* [DATA TO PROCESS]

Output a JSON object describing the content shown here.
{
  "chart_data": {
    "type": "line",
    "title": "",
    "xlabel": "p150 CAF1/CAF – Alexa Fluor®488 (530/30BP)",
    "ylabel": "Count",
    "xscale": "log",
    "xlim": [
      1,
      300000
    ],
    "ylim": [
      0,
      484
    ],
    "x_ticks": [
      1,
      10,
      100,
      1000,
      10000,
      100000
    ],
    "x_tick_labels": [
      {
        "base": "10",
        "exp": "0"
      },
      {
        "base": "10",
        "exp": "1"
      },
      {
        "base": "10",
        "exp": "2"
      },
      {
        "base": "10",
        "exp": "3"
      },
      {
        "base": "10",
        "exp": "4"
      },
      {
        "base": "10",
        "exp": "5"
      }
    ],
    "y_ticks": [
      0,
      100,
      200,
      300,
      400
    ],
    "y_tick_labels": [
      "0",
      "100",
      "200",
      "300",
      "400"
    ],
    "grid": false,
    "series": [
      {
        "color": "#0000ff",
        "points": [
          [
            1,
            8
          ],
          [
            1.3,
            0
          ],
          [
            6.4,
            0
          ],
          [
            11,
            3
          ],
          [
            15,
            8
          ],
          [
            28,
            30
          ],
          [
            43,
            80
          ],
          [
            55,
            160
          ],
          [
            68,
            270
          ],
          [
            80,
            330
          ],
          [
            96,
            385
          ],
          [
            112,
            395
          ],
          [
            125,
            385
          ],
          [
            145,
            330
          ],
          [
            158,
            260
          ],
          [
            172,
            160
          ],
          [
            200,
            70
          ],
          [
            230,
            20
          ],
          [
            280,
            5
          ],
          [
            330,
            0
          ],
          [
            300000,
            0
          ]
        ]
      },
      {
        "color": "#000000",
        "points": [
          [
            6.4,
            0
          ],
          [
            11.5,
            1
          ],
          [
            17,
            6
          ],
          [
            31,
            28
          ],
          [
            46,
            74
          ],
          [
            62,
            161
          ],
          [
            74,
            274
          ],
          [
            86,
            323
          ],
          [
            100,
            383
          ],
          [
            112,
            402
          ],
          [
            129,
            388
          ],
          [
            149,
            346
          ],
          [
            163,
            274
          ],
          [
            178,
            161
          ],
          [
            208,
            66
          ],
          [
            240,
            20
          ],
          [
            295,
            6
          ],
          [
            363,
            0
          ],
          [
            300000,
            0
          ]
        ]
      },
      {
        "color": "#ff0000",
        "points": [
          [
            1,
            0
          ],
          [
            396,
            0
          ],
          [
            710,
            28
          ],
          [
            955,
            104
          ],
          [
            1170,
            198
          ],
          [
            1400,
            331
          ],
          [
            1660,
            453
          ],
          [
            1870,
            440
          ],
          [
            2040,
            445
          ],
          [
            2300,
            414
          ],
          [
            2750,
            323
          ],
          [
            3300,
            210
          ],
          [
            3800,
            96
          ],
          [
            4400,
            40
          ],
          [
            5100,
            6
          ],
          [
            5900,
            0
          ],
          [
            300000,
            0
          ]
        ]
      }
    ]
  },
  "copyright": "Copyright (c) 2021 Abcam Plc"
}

* [TASK PROMPT]
Using the entries above, state how many lines include the word "color", with no other words.

* [COMPLETE RESPONSE]
3